▸ GIVEN TASK
Select all lines holding the word "INSS" from the entries that follow.

▸ RECORDS PROVIDED
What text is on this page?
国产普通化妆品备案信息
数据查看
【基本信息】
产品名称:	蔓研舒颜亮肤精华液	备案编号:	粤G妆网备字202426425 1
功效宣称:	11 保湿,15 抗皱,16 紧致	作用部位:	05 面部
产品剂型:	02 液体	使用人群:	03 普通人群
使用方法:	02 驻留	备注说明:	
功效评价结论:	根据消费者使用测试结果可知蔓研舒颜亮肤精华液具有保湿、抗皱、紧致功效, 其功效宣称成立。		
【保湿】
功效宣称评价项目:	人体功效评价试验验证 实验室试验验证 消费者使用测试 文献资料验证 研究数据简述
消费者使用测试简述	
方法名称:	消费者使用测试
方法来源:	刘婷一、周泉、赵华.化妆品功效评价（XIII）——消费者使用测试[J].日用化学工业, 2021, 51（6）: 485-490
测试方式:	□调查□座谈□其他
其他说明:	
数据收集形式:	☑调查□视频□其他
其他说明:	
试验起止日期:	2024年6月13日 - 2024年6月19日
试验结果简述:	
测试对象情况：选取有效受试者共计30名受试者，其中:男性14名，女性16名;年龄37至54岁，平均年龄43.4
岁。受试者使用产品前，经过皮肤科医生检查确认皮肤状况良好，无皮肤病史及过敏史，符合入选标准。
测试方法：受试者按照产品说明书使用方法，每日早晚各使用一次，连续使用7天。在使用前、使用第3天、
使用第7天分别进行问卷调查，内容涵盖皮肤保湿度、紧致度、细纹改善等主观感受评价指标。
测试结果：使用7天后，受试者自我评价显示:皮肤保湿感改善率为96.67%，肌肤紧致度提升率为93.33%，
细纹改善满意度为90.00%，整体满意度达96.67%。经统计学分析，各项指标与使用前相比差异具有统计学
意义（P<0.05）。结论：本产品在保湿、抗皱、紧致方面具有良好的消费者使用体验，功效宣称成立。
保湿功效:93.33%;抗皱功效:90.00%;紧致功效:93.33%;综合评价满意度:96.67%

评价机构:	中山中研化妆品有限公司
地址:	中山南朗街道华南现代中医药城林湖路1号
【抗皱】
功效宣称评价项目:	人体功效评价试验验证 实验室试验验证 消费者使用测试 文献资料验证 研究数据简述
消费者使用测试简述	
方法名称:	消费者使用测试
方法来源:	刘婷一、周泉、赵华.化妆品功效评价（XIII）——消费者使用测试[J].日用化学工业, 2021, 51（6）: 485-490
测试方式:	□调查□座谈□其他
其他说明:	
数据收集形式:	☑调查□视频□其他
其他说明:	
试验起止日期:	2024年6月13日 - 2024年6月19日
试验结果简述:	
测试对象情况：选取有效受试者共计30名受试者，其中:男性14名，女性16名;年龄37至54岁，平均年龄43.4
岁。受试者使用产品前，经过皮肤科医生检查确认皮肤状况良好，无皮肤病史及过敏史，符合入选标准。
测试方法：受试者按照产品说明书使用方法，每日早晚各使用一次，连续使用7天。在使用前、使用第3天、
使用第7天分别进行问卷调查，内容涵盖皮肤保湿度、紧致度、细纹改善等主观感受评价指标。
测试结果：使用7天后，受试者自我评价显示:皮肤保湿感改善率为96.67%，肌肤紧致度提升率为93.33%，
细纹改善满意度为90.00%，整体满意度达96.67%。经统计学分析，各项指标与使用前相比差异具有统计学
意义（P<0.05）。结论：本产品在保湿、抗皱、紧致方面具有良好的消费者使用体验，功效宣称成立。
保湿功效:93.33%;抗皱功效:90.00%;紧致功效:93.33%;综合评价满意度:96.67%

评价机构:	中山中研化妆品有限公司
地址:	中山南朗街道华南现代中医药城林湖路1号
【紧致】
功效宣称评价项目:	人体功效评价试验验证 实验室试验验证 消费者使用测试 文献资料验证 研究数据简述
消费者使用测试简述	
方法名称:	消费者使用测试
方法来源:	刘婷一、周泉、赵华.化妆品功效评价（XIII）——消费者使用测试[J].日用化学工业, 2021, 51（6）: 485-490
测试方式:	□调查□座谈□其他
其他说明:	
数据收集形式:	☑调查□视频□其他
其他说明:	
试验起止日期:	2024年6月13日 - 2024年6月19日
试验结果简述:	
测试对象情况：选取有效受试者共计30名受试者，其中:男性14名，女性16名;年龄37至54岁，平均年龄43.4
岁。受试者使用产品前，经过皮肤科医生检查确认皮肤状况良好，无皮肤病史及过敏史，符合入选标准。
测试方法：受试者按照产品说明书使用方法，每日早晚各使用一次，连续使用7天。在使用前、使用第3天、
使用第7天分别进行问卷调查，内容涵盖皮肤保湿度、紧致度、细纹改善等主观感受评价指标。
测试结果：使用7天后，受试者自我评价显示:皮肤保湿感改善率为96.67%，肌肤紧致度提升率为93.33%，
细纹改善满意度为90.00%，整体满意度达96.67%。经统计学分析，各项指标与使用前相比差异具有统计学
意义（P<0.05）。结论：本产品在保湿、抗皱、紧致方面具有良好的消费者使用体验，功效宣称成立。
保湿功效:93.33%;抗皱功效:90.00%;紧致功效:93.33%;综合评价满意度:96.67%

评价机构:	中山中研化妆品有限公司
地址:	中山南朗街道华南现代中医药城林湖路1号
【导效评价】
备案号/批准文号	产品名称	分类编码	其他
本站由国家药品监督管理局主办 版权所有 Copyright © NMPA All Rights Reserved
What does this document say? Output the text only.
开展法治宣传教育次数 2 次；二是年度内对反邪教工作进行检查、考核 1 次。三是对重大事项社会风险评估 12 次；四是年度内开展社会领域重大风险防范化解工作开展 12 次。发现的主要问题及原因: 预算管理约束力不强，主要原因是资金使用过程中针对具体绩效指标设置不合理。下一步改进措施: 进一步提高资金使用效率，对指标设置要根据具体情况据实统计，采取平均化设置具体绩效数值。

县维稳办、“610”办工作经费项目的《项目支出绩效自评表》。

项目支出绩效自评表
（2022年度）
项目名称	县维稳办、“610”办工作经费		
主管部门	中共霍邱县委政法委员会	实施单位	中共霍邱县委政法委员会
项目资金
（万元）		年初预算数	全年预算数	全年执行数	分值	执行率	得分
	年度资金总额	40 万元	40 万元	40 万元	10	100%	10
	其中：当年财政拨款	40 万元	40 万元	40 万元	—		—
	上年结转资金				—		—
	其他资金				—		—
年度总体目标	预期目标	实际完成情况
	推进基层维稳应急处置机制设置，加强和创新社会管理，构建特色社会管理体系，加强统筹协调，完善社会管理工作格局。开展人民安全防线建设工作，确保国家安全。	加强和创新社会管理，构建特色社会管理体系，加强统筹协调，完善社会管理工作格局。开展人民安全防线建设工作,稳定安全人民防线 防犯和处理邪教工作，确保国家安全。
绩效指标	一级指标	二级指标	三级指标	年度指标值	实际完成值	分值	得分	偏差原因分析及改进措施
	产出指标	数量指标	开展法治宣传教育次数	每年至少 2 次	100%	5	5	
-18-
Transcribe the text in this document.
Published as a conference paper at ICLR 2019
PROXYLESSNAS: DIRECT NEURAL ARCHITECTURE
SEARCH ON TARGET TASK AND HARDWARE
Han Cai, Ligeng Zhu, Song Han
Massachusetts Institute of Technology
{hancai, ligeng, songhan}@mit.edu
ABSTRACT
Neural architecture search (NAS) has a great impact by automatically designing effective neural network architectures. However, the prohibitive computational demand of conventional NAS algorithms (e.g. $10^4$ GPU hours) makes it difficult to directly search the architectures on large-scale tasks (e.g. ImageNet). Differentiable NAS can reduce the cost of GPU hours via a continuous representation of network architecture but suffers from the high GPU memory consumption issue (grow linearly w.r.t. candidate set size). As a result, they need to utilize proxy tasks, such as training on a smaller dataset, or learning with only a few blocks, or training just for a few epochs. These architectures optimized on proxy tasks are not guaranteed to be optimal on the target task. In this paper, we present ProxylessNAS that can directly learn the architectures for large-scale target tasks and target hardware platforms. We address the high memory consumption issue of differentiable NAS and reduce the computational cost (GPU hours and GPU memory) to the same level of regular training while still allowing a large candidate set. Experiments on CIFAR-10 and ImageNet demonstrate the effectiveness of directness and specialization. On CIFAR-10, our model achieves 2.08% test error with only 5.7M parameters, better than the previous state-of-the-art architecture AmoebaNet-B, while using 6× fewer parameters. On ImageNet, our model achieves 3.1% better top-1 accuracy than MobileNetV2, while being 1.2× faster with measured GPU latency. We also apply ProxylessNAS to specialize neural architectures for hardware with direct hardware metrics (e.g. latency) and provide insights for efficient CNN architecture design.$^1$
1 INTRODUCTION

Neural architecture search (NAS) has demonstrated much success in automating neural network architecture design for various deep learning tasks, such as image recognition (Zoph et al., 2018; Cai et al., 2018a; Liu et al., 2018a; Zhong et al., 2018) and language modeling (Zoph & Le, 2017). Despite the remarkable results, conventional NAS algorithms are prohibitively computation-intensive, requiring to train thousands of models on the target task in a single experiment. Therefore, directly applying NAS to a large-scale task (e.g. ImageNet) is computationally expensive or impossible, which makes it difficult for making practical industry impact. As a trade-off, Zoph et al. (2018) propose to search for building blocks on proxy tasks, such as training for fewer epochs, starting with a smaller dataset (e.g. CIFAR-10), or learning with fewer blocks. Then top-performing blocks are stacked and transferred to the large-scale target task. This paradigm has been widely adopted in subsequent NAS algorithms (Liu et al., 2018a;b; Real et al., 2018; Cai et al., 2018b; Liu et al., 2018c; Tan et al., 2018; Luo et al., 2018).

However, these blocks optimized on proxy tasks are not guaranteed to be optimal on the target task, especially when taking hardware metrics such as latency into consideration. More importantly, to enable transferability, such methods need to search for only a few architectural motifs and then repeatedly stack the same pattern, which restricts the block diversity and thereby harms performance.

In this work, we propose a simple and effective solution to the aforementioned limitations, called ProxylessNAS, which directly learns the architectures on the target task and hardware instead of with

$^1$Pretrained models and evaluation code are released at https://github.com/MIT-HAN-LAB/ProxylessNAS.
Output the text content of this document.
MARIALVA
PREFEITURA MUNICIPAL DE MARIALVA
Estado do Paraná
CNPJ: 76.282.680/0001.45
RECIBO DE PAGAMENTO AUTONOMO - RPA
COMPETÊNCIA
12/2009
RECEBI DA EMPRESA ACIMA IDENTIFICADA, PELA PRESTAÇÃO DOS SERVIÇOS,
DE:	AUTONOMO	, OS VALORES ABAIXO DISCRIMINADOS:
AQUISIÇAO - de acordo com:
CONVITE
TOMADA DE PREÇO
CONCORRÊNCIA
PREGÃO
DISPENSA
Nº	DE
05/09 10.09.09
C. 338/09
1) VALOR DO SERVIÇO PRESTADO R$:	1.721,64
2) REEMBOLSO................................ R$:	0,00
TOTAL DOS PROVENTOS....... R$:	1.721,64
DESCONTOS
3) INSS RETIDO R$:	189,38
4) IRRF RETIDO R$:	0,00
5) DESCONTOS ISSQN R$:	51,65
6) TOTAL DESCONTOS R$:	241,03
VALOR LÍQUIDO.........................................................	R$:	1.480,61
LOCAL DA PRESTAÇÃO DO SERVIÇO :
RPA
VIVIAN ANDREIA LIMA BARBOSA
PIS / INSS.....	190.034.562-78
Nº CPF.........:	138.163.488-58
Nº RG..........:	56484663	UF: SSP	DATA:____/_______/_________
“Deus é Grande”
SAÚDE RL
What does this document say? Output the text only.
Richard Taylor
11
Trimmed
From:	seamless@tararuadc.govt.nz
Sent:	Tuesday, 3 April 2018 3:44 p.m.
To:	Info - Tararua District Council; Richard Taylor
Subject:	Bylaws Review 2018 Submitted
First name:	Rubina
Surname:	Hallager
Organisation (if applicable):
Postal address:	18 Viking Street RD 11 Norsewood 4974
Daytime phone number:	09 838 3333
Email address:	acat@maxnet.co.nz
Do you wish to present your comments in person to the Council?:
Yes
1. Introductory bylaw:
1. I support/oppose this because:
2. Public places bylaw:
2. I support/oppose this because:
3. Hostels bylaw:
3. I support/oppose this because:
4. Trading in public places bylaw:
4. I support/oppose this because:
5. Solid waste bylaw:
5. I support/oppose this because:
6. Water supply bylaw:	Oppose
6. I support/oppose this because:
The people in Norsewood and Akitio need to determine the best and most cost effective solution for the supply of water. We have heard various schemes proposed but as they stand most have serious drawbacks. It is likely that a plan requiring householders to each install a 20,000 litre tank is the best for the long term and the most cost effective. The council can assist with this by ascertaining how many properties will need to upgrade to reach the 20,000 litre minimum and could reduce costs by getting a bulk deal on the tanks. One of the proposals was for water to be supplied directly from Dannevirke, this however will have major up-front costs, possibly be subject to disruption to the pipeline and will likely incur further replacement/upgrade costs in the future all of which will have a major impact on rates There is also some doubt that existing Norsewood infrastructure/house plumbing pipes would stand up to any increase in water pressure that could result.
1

▸ THE SOLUTION
3) INSS RETIDO R$:	189,38
PIS / INSS.....	190.034.562-78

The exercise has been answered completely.